### Exercise
Read the material below and count the lines holding the string "differentias". Give that count with nothing added.

### Stored dataset items
◇ ◇ ◇ ◇ ◇

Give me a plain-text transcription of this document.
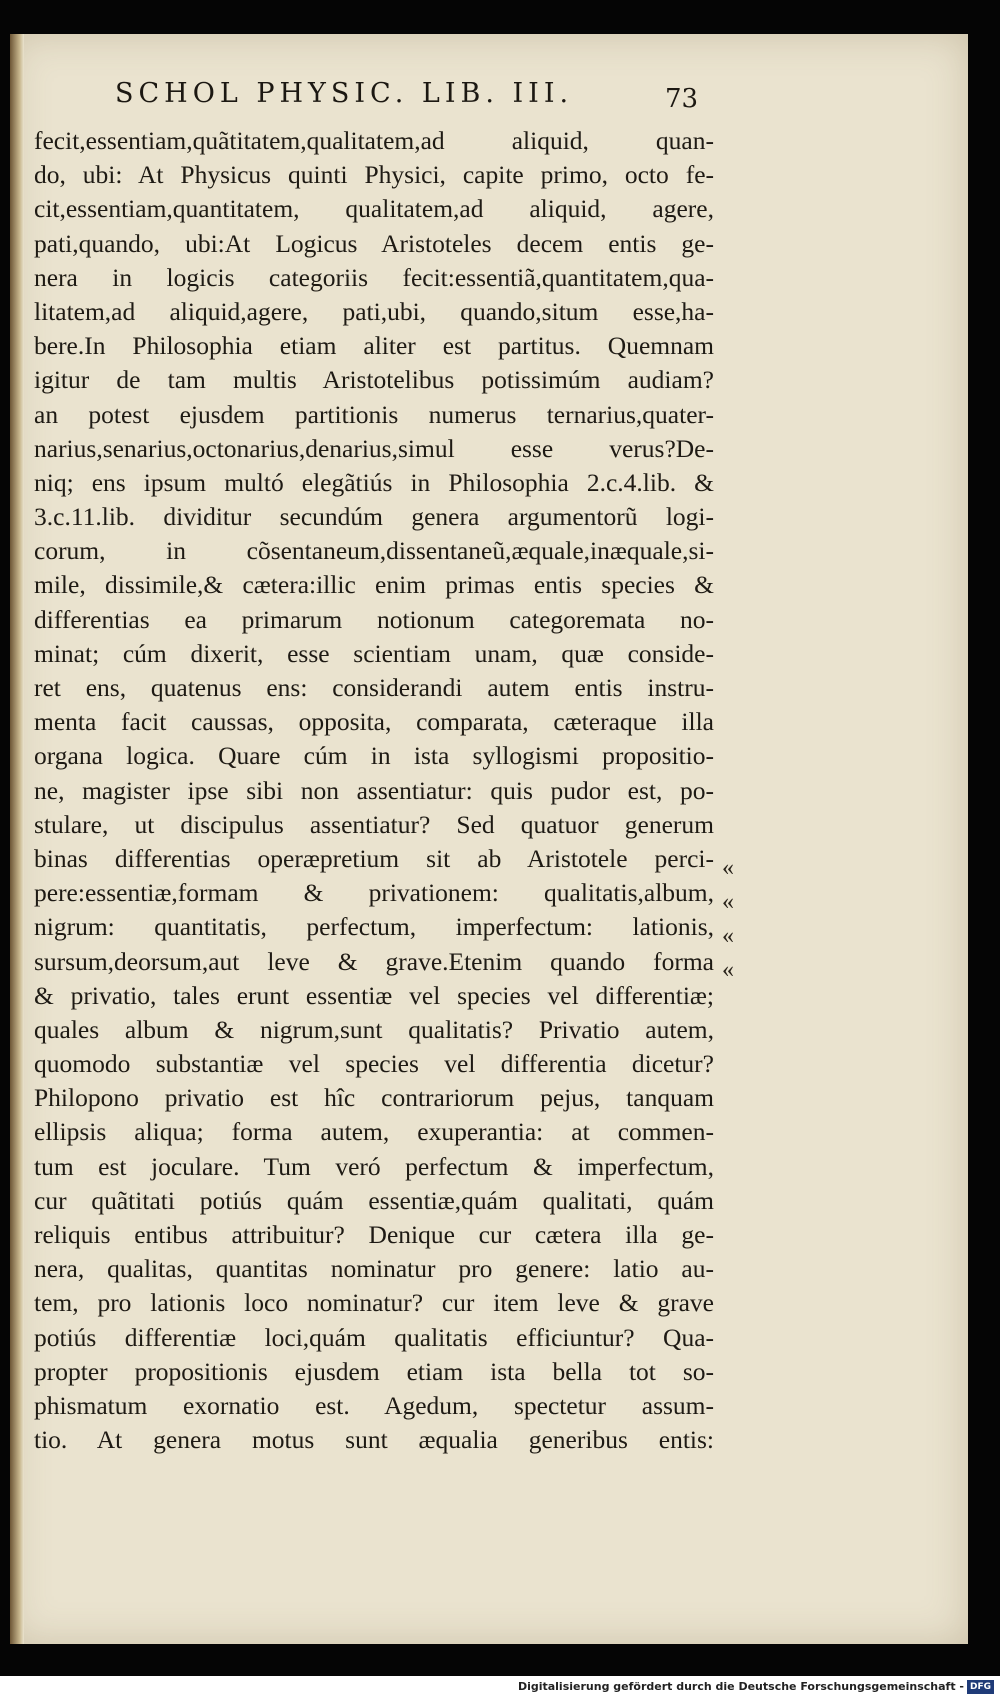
SCHOL PHYSIC. LIB. III.	73
fecit,essentiam,quãtitatem,qualitatem,ad aliquid, quan-
do, ubi: At Physicus quinti Physici, capite primo, octo fe-
cit,essentiam,quantitatem, qualitatem,ad aliquid, agere,
pati,quando, ubi:At Logicus Aristoteles decem entis ge-
nera in logicis categoriis fecit:essentiã,quantitatem,qua-
litatem,ad aliquid,agere, pati,ubi, quando,situm esse,ha-
bere.In Philosophia etiam aliter est partitus. Quemnam
igitur de tam multis Aristotelibus potissimúm audiam?
an potest ejusdem partitionis numerus ternarius,quater-
narius,senarius,octonarius,denarius,simul esse verus?De-
niq; ens ipsum multó elegãtiús in Philosophia 2.c.4.lib. &
3.c.11.lib. dividitur secundúm genera argumentorũ logi-
corum, in cõsentaneum,dissentaneũ,æquale,inæquale,si-
mile, dissimile,& cætera:illic enim primas entis species &
differentias ea primarum notionum categoremata no-
minat; cúm dixerit, esse scientiam unam, quæ conside-
ret ens, quatenus ens: considerandi autem entis instru-
menta facit caussas, opposita, comparata, cæteraque illa
organa logica. Quare cúm in ista syllogismi propositio-
ne, magister ipse sibi non assentiatur: quis pudor est, po-
stulare, ut discipulus assentiatur? Sed quatuor generum
binas differentias operæpretium sit ab Aristotele perci-
pere:essentiæ,formam & privationem: qualitatis,album,
nigrum: quantitatis, perfectum, imperfectum: lationis,
sursum,deorsum,aut leve & grave.Etenim quando forma
& privatio, tales erunt essentiæ vel species vel differentiæ;
quales album & nigrum,sunt qualitatis? Privatio autem,
quomodo substantiæ vel species vel differentia dicetur?
Philopono privatio est hîc contrariorum pejus, tanquam
ellipsis aliqua; forma autem, exuperantia: at commen-
tum est joculare. Tum veró perfectum & imperfectum,
cur quãtitati potiús quám essentiæ,quám qualitati, quám
reliquis entibus attribuitur? Denique cur cætera illa ge-
nera, qualitas, quantitas nominatur pro genere: latio au-
tem, pro lationis loco nominatur? cur item leve & grave
potiús differentiæ loci,quám qualitatis efficiuntur? Qua-
propter propositionis ejusdem etiam ista bella tot so-
phismatum exornatio est. Agedum, spectetur assum-
tio. At genera motus sunt æqualia generibus entis:
«
«
«
«
Digitalisierung gefördert durch die Deutsche Forschungsgemeinschaft - DFG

◇ ◇ ◇ ◇ ◇

### Solution to this problem
2